[Items from a data source]
— BEGIN —

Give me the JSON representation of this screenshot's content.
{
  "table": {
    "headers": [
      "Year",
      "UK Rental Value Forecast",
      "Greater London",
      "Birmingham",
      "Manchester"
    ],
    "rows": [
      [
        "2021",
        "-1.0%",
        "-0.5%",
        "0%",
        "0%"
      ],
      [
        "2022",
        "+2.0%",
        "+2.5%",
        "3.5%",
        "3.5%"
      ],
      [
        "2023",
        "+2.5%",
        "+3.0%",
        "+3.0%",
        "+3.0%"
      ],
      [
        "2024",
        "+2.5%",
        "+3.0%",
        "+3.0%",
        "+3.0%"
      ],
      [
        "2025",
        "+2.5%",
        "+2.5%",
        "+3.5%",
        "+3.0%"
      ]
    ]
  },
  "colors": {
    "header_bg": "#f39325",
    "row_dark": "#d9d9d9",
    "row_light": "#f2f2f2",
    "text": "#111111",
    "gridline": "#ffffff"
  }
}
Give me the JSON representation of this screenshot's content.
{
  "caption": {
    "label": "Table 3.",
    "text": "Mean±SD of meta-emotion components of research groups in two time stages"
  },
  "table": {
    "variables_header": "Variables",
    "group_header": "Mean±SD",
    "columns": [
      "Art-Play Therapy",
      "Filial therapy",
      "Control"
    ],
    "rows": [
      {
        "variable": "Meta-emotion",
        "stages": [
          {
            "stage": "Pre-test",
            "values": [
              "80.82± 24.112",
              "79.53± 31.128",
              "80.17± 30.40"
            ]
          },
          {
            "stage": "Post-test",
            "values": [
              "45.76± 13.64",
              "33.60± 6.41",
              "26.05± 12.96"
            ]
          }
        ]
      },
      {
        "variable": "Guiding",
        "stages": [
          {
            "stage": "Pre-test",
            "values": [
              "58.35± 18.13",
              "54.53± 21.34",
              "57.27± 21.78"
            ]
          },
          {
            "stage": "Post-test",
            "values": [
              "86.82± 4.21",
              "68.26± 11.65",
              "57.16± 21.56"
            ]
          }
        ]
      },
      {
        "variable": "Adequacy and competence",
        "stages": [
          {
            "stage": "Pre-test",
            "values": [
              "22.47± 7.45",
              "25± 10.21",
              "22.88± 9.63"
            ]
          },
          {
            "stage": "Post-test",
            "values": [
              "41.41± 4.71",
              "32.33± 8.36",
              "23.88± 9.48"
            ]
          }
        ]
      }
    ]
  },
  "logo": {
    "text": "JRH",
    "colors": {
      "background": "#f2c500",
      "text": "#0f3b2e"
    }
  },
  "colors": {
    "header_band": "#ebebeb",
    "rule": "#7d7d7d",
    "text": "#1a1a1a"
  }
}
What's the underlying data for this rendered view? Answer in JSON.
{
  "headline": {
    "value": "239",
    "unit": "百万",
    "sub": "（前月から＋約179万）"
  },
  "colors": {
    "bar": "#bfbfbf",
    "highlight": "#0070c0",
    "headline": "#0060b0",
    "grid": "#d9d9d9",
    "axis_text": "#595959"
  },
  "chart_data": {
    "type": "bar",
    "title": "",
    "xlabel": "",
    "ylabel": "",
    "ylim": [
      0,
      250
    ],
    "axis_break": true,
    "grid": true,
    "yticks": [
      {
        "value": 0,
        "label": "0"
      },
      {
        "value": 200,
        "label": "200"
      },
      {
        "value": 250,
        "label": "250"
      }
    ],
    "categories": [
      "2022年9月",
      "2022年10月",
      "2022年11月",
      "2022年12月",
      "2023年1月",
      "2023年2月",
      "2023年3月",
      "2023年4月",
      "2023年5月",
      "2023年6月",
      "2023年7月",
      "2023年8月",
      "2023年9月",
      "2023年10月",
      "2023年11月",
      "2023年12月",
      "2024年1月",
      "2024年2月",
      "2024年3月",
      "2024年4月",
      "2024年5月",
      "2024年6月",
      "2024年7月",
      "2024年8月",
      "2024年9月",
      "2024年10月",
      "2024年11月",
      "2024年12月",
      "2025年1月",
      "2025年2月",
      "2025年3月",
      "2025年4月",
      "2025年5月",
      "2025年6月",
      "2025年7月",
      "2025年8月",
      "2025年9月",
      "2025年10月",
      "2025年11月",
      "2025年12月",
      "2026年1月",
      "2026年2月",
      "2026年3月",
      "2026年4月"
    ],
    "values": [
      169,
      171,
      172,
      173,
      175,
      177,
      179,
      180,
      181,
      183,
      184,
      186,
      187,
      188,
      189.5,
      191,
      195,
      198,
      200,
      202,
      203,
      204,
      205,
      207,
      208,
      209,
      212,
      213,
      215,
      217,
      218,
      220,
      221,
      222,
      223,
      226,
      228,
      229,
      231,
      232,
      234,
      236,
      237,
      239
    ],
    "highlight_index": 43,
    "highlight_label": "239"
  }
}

— END —

## Aim
Please set down each line of the records exactly as given.

## Finished exercise
Give me the JSON representation of this screenshot's content.
{
  "table": {
    "headers": [
      "Year",
      "UK Rental Value Forecast",
      "Greater London",
      "Birmingham",
      "Manchester"
    ],
    "rows": [
      [
        "2021",
        "-1.0%",
        "-0.5%",
        "0%",
        "0%"
      ],
      [
        "2022",
        "+2.0%",
        "+2.5%",
        "3.5%",
        "3.5%"
      ],
      [
        "2023",
        "+2.5%",
        "+3.0%",
        "+3.0%",
        "+3.0%"
      ],
      [
        "2024",
        "+2.5%",
        "+3.0%",
        "+3.0%",
        "+3.0%"
      ],
      [
        "2025",
        "+2.5%",
        "+2.5%",
        "+3.5%",
        "+3.0%"
      ]
    ]
  },
  "colors": {
    "header_bg": "#f39325",
    "row_dark": "#d9d9d9",
    "row_light": "#f2f2f2",
    "text": "#111111",
    "gridline": "#ffffff"
  }
}
Give me the JSON representation of this screenshot's content.
{
  "caption": {
    "label": "Table 3.",
    "text": "Mean±SD of meta-emotion components of research groups in two time stages"
  },
  "table": {
    "variables_header": "Variables",
    "group_header": "Mean±SD",
    "columns": [
      "Art-Play Therapy",
      "Filial therapy",
      "Control"
    ],
    "rows": [
      {
        "variable": "Meta-emotion",
        "stages": [
          {
            "stage": "Pre-test",
            "values": [
              "80.82± 24.112",
              "79.53± 31.128",
              "80.17± 30.40"
            ]
          },
          {
            "stage": "Post-test",
            "values": [
              "45.76± 13.64",
              "33.60± 6.41",
              "26.05± 12.96"
            ]
          }
        ]
      },
      {
        "variable": "Guiding",
        "stages": [
          {
            "stage": "Pre-test",
            "values": [
              "58.35± 18.13",
              "54.53± 21.34",
              "57.27± 21.78"
            ]
          },
          {
            "stage": "Post-test",
            "values": [
              "86.82± 4.21",
              "68.26± 11.65",
              "57.16± 21.56"
            ]
          }
        ]
      },
      {
        "variable": "Adequacy and competence",
        "stages": [
          {
            "stage": "Pre-test",
            "values": [
              "22.47± 7.45",
              "25± 10.21",
              "22.88± 9.63"
            ]
          },
          {
            "stage": "Post-test",
            "values": [
              "41.41± 4.71",
              "32.33± 8.36",
              "23.88± 9.48"
            ]
          }
        ]
      }
    ]
  },
  "logo": {
    "text": "JRH",
    "colors": {
      "background": "#f2c500",
      "text": "#0f3b2e"
    }
  },
  "colors": {
    "header_band": "#ebebeb",
    "rule": "#7d7d7d",
    "text": "#1a1a1a"
  }
}
What's the underlying data for this rendered view? Answer in JSON.
{
  "headline": {
    "value": "239",
    "unit": "百万",
    "sub": "（前月から＋約179万）"
  },
  "colors": {
    "bar": "#bfbfbf",
    "highlight": "#0070c0",
    "headline": "#0060b0",
    "grid": "#d9d9d9",
    "axis_text": "#595959"
  },
  "chart_data": {
    "type": "bar",
    "title": "",
    "xlabel": "",
    "ylabel": "",
    "ylim": [
      0,
      250
    ],
    "axis_break": true,
    "grid": true,
    "yticks": [
      {
        "value": 0,
        "label": "0"
      },
      {
        "value": 200,
        "label": "200"
      },
      {
        "value": 250,
        "label": "250"
      }
    ],
    "categories": [
      "2022年9月",
      "2022年10月",
      "2022年11月",
      "2022年12月",
      "2023年1月",
      "2023年2月",
      "2023年3月",
      "2023年4月",
      "2023年5月",
      "2023年6月",
      "2023年7月",
      "2023年8月",
      "2023年9月",
      "2023年10月",
      "2023年11月",
      "2023年12月",
      "2024年1月",
      "2024年2月",
      "2024年3月",
      "2024年4月",
      "2024年5月",
      "2024年6月",
      "2024年7月",
      "2024年8月",
      "2024年9月",
      "2024年10月",
      "2024年11月",
      "2024年12月",
      "2025年1月",
      "2025年2月",
      "2025年3月",
      "2025年4月",
      "2025年5月",
      "2025年6月",
      "2025年7月",
      "2025年8月",
      "2025年9月",
      "2025年10月",
      "2025年11月",
      "2025年12月",
      "2026年1月",
      "2026年2月",
      "2026年3月",
      "2026年4月"
    ],
    "values": [
      169,
      171,
      172,
      173,
      175,
      177,
      179,
      180,
      181,
      183,
      184,
      186,
      187,
      188,
      189.5,
      191,
      195,
      198,
      200,
      202,
      203,
      204,
      205,
      207,
      208,
      209,
      212,
      213,
      215,
      217,
      218,
      220,
      221,
      222,
      223,
      226,
      228,
      229,
      231,
      232,
      234,
      236,
      237,
      239
    ],
    "highlight_index": 43,
    "highlight_label": "239"
  }
}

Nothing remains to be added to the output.